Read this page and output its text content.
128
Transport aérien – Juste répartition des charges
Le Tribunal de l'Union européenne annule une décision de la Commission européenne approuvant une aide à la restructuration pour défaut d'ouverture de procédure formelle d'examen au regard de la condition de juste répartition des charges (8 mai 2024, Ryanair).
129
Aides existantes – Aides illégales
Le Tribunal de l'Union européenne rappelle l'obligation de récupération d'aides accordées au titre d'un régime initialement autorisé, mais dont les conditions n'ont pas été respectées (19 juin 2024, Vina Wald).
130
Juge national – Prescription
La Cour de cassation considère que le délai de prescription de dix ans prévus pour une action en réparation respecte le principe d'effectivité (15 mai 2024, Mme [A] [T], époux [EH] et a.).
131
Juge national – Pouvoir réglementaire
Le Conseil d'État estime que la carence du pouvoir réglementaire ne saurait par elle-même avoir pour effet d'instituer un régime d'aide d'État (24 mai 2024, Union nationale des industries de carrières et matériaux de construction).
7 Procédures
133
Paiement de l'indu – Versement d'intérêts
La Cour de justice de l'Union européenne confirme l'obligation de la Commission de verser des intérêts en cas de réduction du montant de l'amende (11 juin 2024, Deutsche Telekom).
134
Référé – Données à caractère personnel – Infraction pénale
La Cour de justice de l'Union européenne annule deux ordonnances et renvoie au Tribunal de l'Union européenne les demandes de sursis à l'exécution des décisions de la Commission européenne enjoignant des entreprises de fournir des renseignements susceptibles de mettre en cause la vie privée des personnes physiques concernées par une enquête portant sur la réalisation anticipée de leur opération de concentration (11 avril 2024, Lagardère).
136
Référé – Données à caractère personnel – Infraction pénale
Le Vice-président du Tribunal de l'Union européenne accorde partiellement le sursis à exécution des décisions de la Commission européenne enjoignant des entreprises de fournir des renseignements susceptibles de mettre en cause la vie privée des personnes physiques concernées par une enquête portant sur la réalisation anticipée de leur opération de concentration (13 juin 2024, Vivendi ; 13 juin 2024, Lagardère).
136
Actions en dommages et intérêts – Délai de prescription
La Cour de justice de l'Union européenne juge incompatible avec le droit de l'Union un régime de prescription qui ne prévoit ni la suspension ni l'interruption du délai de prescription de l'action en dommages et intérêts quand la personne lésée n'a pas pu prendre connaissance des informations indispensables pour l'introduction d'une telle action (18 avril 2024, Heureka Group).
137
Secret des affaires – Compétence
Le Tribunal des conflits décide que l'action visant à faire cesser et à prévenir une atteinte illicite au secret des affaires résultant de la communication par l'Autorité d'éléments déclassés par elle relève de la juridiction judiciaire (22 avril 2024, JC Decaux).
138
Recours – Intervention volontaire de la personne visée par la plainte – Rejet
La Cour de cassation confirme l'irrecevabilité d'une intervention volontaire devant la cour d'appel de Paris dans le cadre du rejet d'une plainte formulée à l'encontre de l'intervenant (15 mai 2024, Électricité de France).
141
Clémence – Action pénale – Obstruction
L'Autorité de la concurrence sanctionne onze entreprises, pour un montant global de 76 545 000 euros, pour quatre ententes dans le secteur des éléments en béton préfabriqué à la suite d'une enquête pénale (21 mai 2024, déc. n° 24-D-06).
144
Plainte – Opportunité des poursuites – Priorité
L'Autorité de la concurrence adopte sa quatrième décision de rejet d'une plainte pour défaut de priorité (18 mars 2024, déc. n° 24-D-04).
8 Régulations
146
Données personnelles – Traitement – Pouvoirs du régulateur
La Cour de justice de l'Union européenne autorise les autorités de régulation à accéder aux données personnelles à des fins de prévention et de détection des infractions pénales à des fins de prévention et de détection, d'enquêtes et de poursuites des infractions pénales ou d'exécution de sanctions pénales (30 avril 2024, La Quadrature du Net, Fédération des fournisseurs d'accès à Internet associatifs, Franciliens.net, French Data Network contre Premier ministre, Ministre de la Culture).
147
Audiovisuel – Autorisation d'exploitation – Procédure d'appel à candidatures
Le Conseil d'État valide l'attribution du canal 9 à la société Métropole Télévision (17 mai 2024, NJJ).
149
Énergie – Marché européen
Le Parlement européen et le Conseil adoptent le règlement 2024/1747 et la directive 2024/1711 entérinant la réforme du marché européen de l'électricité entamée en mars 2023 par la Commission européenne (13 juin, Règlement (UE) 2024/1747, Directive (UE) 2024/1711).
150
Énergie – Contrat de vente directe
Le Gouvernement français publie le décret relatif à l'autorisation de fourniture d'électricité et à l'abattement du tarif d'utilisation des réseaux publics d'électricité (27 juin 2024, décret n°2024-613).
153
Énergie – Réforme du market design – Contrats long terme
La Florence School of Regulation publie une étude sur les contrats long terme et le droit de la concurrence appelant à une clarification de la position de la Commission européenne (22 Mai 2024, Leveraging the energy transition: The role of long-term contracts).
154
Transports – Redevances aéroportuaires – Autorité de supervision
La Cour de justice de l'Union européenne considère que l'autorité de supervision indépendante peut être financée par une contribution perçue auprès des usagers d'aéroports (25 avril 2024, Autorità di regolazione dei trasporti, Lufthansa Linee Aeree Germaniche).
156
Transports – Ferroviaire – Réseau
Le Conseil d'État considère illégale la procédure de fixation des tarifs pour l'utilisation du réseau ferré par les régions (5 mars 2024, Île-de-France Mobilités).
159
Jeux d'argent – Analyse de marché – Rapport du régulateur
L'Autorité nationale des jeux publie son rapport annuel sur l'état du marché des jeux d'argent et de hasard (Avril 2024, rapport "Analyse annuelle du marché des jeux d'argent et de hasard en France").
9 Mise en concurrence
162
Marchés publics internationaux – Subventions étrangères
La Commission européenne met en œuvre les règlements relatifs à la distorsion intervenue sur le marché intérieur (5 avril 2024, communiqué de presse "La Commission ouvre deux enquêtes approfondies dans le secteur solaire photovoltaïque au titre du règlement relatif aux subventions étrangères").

□ □ □ □

** PROMPT **
Reproduce every line above without error.

** EXERCISE SOLUTION **
Read this page and output its text content.
128
Transport aérien – Juste répartition des charges
Le Tribunal de l'Union européenne annule une décision de la Commission européenne approuvant une aide à la restructuration pour défaut d'ouverture de procédure formelle d'examen au regard de la condition de juste répartition des charges (8 mai 2024, Ryanair).
129
Aides existantes – Aides illégales
Le Tribunal de l'Union européenne rappelle l'obligation de récupération d'aides accordées au titre d'un régime initialement autorisé, mais dont les conditions n'ont pas été respectées (19 juin 2024, Vina Wald).
130
Juge national – Prescription
La Cour de cassation considère que le délai de prescription de dix ans prévus pour une action en réparation respecte le principe d'effectivité (15 mai 2024, Mme [A] [T], époux [EH] et a.).
131
Juge national – Pouvoir réglementaire
Le Conseil d'État estime que la carence du pouvoir réglementaire ne saurait par elle-même avoir pour effet d'instituer un régime d'aide d'État (24 mai 2024, Union nationale des industries de carrières et matériaux de construction).
7 Procédures
133
Paiement de l'indu – Versement d'intérêts
La Cour de justice de l'Union européenne confirme l'obligation de la Commission de verser des intérêts en cas de réduction du montant de l'amende (11 juin 2024, Deutsche Telekom).
134
Référé – Données à caractère personnel – Infraction pénale
La Cour de justice de l'Union européenne annule deux ordonnances et renvoie au Tribunal de l'Union européenne les demandes de sursis à l'exécution des décisions de la Commission européenne enjoignant des entreprises de fournir des renseignements susceptibles de mettre en cause la vie privée des personnes physiques concernées par une enquête portant sur la réalisation anticipée de leur opération de concentration (11 avril 2024, Lagardère).
136
Référé – Données à caractère personnel – Infraction pénale
Le Vice-président du Tribunal de l'Union européenne accorde partiellement le sursis à exécution des décisions de la Commission européenne enjoignant des entreprises de fournir des renseignements susceptibles de mettre en cause la vie privée des personnes physiques concernées par une enquête portant sur la réalisation anticipée de leur opération de concentration (13 juin 2024, Vivendi ; 13 juin 2024, Lagardère).
136
Actions en dommages et intérêts – Délai de prescription
La Cour de justice de l'Union européenne juge incompatible avec le droit de l'Union un régime de prescription qui ne prévoit ni la suspension ni l'interruption du délai de prescription de l'action en dommages et intérêts quand la personne lésée n'a pas pu prendre connaissance des informations indispensables pour l'introduction d'une telle action (18 avril 2024, Heureka Group).
137
Secret des affaires – Compétence
Le Tribunal des conflits décide que l'action visant à faire cesser et à prévenir une atteinte illicite au secret des affaires résultant de la communication par l'Autorité d'éléments déclassés par elle relève de la juridiction judiciaire (22 avril 2024, JC Decaux).
138
Recours – Intervention volontaire de la personne visée par la plainte – Rejet
La Cour de cassation confirme l'irrecevabilité d'une intervention volontaire devant la cour d'appel de Paris dans le cadre du rejet d'une plainte formulée à l'encontre de l'intervenant (15 mai 2024, Électricité de France).
141
Clémence – Action pénale – Obstruction
L'Autorité de la concurrence sanctionne onze entreprises, pour un montant global de 76 545 000 euros, pour quatre ententes dans le secteur des éléments en béton préfabriqué à la suite d'une enquête pénale (21 mai 2024, déc. n° 24-D-06).
144
Plainte – Opportunité des poursuites – Priorité
L'Autorité de la concurrence adopte sa quatrième décision de rejet d'une plainte pour défaut de priorité (18 mars 2024, déc. n° 24-D-04).
8 Régulations
146
Données personnelles – Traitement – Pouvoirs du régulateur
La Cour de justice de l'Union européenne autorise les autorités de régulation à accéder aux données personnelles à des fins de prévention et de détection des infractions pénales à des fins de prévention et de détection, d'enquêtes et de poursuites des infractions pénales ou d'exécution de sanctions pénales (30 avril 2024, La Quadrature du Net, Fédération des fournisseurs d'accès à Internet associatifs, Franciliens.net, French Data Network contre Premier ministre, Ministre de la Culture).
147
Audiovisuel – Autorisation d'exploitation – Procédure d'appel à candidatures
Le Conseil d'État valide l'attribution du canal 9 à la société Métropole Télévision (17 mai 2024, NJJ).
149
Énergie – Marché européen
Le Parlement européen et le Conseil adoptent le règlement 2024/1747 et la directive 2024/1711 entérinant la réforme du marché européen de l'électricité entamée en mars 2023 par la Commission européenne (13 juin, Règlement (UE) 2024/1747, Directive (UE) 2024/1711).
150
Énergie – Contrat de vente directe
Le Gouvernement français publie le décret relatif à l'autorisation de fourniture d'électricité et à l'abattement du tarif d'utilisation des réseaux publics d'électricité (27 juin 2024, décret n°2024-613).
153
Énergie – Réforme du market design – Contrats long terme
La Florence School of Regulation publie une étude sur les contrats long terme et le droit de la concurrence appelant à une clarification de la position de la Commission européenne (22 Mai 2024, Leveraging the energy transition: The role of long-term contracts).
154
Transports – Redevances aéroportuaires – Autorité de supervision
La Cour de justice de l'Union européenne considère que l'autorité de supervision indépendante peut être financée par une contribution perçue auprès des usagers d'aéroports (25 avril 2024, Autorità di regolazione dei trasporti, Lufthansa Linee Aeree Germaniche).
156
Transports – Ferroviaire – Réseau
Le Conseil d'État considère illégale la procédure de fixation des tarifs pour l'utilisation du réseau ferré par les régions (5 mars 2024, Île-de-France Mobilités).
159
Jeux d'argent – Analyse de marché – Rapport du régulateur
L'Autorité nationale des jeux publie son rapport annuel sur l'état du marché des jeux d'argent et de hasard (Avril 2024, rapport "Analyse annuelle du marché des jeux d'argent et de hasard en France").
9 Mise en concurrence
162
Marchés publics internationaux – Subventions étrangères
La Commission européenne met en œuvre les règlements relatifs à la distorsion intervenue sur le marché intérieur (5 avril 2024, communiqué de presse "La Commission ouvre deux enquêtes approfondies dans le secteur solaire photovoltaïque au titre du règlement relatif aux subventions étrangères").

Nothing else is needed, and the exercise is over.